=== Section Start ===

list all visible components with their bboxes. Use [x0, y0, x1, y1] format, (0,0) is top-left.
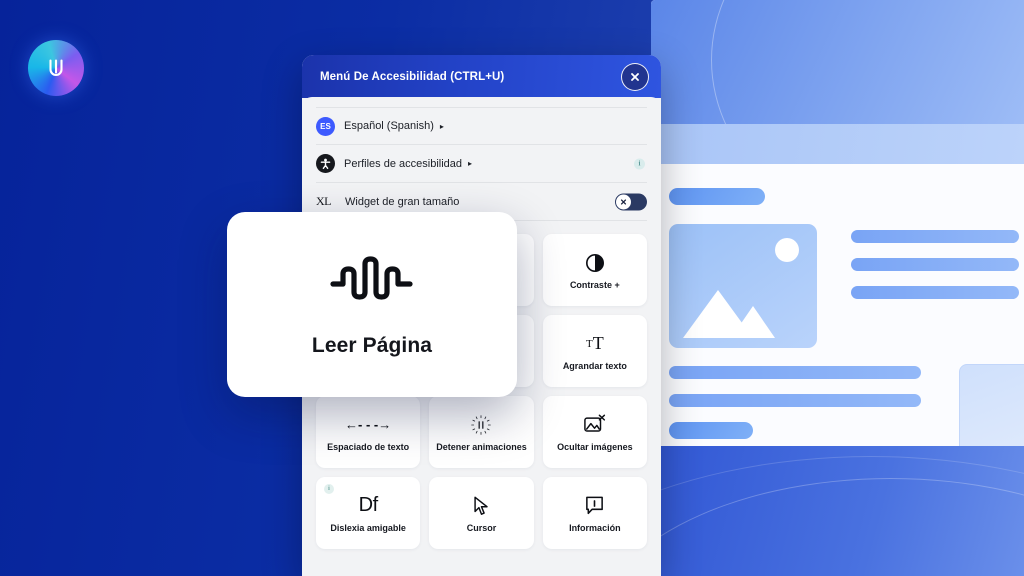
mountain-shape: [731, 306, 775, 338]
mockup-text-bar: [669, 394, 921, 407]
feature-card-hide-images[interactable]: Ocultar imágenes: [542, 396, 647, 468]
pause-rays-icon: [471, 415, 492, 435]
website-preview-mockup: [651, 0, 1024, 576]
language-badge-icon: ES: [316, 116, 335, 136]
chevron-right-icon: ▸: [439, 121, 444, 131]
option-label-language: Español (Spanish): [344, 120, 434, 132]
hide-images-icon: [583, 412, 607, 438]
feature-card-label: Dislexia amigable: [330, 522, 406, 533]
sun-shape: [775, 238, 799, 262]
feature-card-label: Agrandar texto: [562, 360, 627, 371]
option-row-language[interactable]: ES Español (Spanish) ▸: [316, 107, 647, 145]
mockup-subheader-band: [651, 124, 1024, 164]
person-glyph-icon: [320, 158, 331, 170]
feature-card-contrast[interactable]: Contraste +: [542, 234, 647, 306]
mockup-image-placeholder: [669, 224, 817, 348]
toggle-knob: [616, 194, 631, 209]
leer-pagina-label: Leer Página: [311, 334, 433, 357]
option-label-big-widget: Widget de gran tamaño: [345, 195, 460, 208]
mockup-content-area: [651, 164, 1024, 496]
option-row-profiles[interactable]: Perfiles de accesibilidad ▸ i: [316, 145, 647, 183]
feature-card-bigger-text[interactable]: TT Agrandar texto: [542, 315, 647, 387]
accessibility-person-icon: [316, 154, 335, 173]
big-widget-toggle[interactable]: [615, 193, 647, 210]
feature-card-label: Ocultar imágenes: [557, 441, 633, 452]
image-with-x-icon: [584, 414, 605, 432]
feature-card-text-spacing[interactable]: ←- - -→ Espaciado de texto: [316, 396, 421, 468]
chevron-right-icon: ▸: [468, 159, 473, 168]
mockup-text-bar: [851, 286, 1019, 299]
sound-wave-icon: [330, 251, 414, 318]
mockup-button: [669, 422, 753, 439]
decorative-arc: [711, 0, 1024, 124]
userway-logo[interactable]: [28, 40, 84, 96]
mockup-title-bar: [669, 188, 765, 205]
feature-card-cursor[interactable]: Cursor: [429, 477, 534, 549]
widget-title: Menú De Accesibilidad (CTRL+U): [320, 70, 505, 83]
mockup-footer-banner: [651, 446, 1024, 576]
dyslexia-df-icon: Df: [358, 494, 379, 517]
text-spacing-icon: ←- - -→: [345, 417, 392, 433]
contrast-circle-icon: [585, 253, 604, 272]
contrast-icon: [585, 250, 605, 276]
widget-header: Menú De Accesibilidad (CTRL+U): [302, 55, 661, 98]
feature-card-dyslexia[interactable]: i Df Dislexia amigable: [316, 477, 421, 549]
feature-card-stop-animations[interactable]: Detener animaciones: [429, 396, 534, 468]
info-badge-icon[interactable]: i: [324, 484, 334, 494]
decorative-arc: [651, 456, 1024, 576]
info-badge-icon[interactable]: i: [634, 158, 645, 169]
mockup-text-bar: [851, 230, 1019, 243]
feature-card-label: Cursor: [466, 522, 497, 533]
userway-u-logo-icon: [49, 59, 63, 76]
leer-pagina-highlight-card[interactable]: Leer Página: [227, 212, 517, 397]
close-x-icon: [620, 198, 627, 205]
feature-card-information[interactable]: Información: [542, 477, 647, 549]
option-label-profiles: Perfiles de accesibilidad: [344, 157, 463, 170]
feature-card-label: Detener animaciones: [436, 441, 527, 452]
mockup-hero-banner: [651, 0, 1024, 124]
stop-animations-icon: [470, 412, 492, 438]
sound-wave-glyph-icon: [330, 256, 413, 300]
xl-size-icon: XL: [316, 194, 332, 208]
cursor-icon: [471, 493, 492, 519]
feature-card-label: Espaciado de texto: [327, 441, 410, 452]
information-icon: [584, 493, 605, 519]
close-icon: [631, 72, 639, 81]
bigger-text-icon: TT: [585, 333, 604, 354]
info-speech-bubble-icon: [586, 496, 604, 515]
feature-card-label: Información: [569, 522, 621, 533]
close-button[interactable]: [621, 62, 649, 91]
mockup-text-bar: [669, 366, 921, 379]
mockup-text-bar: [851, 258, 1019, 271]
feature-card-label: Contraste +: [569, 279, 620, 290]
mouse-pointer-icon: [474, 496, 488, 515]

=== Section End ===

YOUR OBJECTIVE: Write out each entry exactly as given, but skip the pictures.

THE ANSWER:
list all visible components with their bboxes. Use [x0, y0, x1, y1] format, (0,0) is top-left.
mountain-shape: [731, 306, 775, 338]
mockup-text-bar: [669, 394, 921, 407]
feature-card-hide-images[interactable]: Ocultar imágenes: [542, 396, 647, 468]
pause-rays-icon: [471, 415, 492, 435]
website-preview-mockup: [651, 0, 1024, 576]
language-badge-icon: ES: [316, 116, 335, 136]
chevron-right-icon: ▸: [439, 121, 444, 131]
option-label-language: Español (Spanish): [344, 120, 434, 132]
hide-images-icon: [583, 412, 607, 438]
feature-card-label: Dislexia amigable: [330, 522, 406, 533]
sun-shape: [775, 238, 799, 262]
feature-card-label: Agrandar texto: [562, 360, 627, 371]
option-row-language[interactable]: ES Español (Spanish) ▸: [316, 107, 647, 145]
mockup-subheader-band: [651, 124, 1024, 164]
person-glyph-icon: [320, 158, 331, 170]
feature-card-contrast[interactable]: Contraste +: [542, 234, 647, 306]
mockup-image-placeholder: [669, 224, 817, 348]
toggle-knob: [616, 194, 631, 209]
leer-pagina-label: Leer Página: [311, 334, 433, 357]
option-label-big-widget: Widget de gran tamaño: [345, 195, 460, 208]
mockup-content-area: [651, 164, 1024, 496]
option-row-profiles[interactable]: Perfiles de accesibilidad ▸ i: [316, 145, 647, 183]
feature-card-bigger-text[interactable]: TT Agrandar texto: [542, 315, 647, 387]
accessibility-person-icon: [316, 154, 335, 173]
big-widget-toggle[interactable]: [615, 193, 647, 210]
feature-card-label: Ocultar imágenes: [557, 441, 633, 452]
image-with-x-icon: [584, 414, 605, 432]
feature-card-text-spacing[interactable]: ←- - -→ Espaciado de texto: [316, 396, 421, 468]
chevron-right-icon: ▸: [468, 159, 473, 168]
mockup-text-bar: [851, 286, 1019, 299]
sound-wave-icon: [330, 251, 414, 318]
mockup-button: [669, 422, 753, 439]
decorative-arc: [711, 0, 1024, 124]
userway-logo[interactable]: [28, 40, 84, 96]
mockup-title-bar: [669, 188, 765, 205]
feature-card-cursor[interactable]: Cursor: [429, 477, 534, 549]
widget-title: Menú De Accesibilidad (CTRL+U): [320, 70, 505, 83]
mockup-footer-banner: [651, 446, 1024, 576]
dyslexia-df-icon: Df: [358, 494, 379, 517]
text-spacing-icon: ←- - -→: [345, 417, 392, 433]
contrast-circle-icon: [585, 253, 604, 272]
contrast-icon: [585, 250, 605, 276]
widget-header: Menú De Accesibilidad (CTRL+U): [302, 55, 661, 98]
feature-card-dyslexia[interactable]: i Df Dislexia amigable: [316, 477, 421, 549]
feature-card-stop-animations[interactable]: Detener animaciones: [429, 396, 534, 468]
info-badge-icon[interactable]: i: [324, 484, 334, 494]
decorative-arc: [651, 456, 1024, 576]
info-badge-icon[interactable]: i: [634, 158, 645, 169]
mockup-text-bar: [851, 230, 1019, 243]
feature-card-label: Cursor: [466, 522, 497, 533]
userway-u-logo-icon: [49, 59, 63, 76]
leer-pagina-highlight-card[interactable]: Leer Página: [227, 212, 517, 397]
close-x-icon: [620, 198, 627, 205]
feature-card-information[interactable]: Información: [542, 477, 647, 549]
option-label-profiles: Perfiles de accesibilidad: [344, 157, 463, 170]
feature-card-label: Detener animaciones: [436, 441, 527, 452]
mockup-hero-banner: [651, 0, 1024, 124]
stop-animations-icon: [470, 412, 492, 438]
sound-wave-glyph-icon: [330, 256, 413, 300]
xl-size-icon: XL: [316, 194, 332, 208]
cursor-icon: [471, 493, 492, 519]
feature-card-label: Espaciado de texto: [327, 441, 410, 452]
information-icon: [584, 493, 605, 519]
close-icon: [631, 72, 639, 81]
bigger-text-icon: TT: [585, 333, 604, 354]
info-speech-bubble-icon: [586, 496, 604, 515]
feature-card-label: Información: [569, 522, 621, 533]
close-button[interactable]: [621, 62, 649, 91]
mockup-text-bar: [669, 366, 921, 379]
mockup-text-bar: [851, 258, 1019, 271]
feature-card-label: Contraste +: [569, 279, 620, 290]
mouse-pointer-icon: [474, 496, 488, 515]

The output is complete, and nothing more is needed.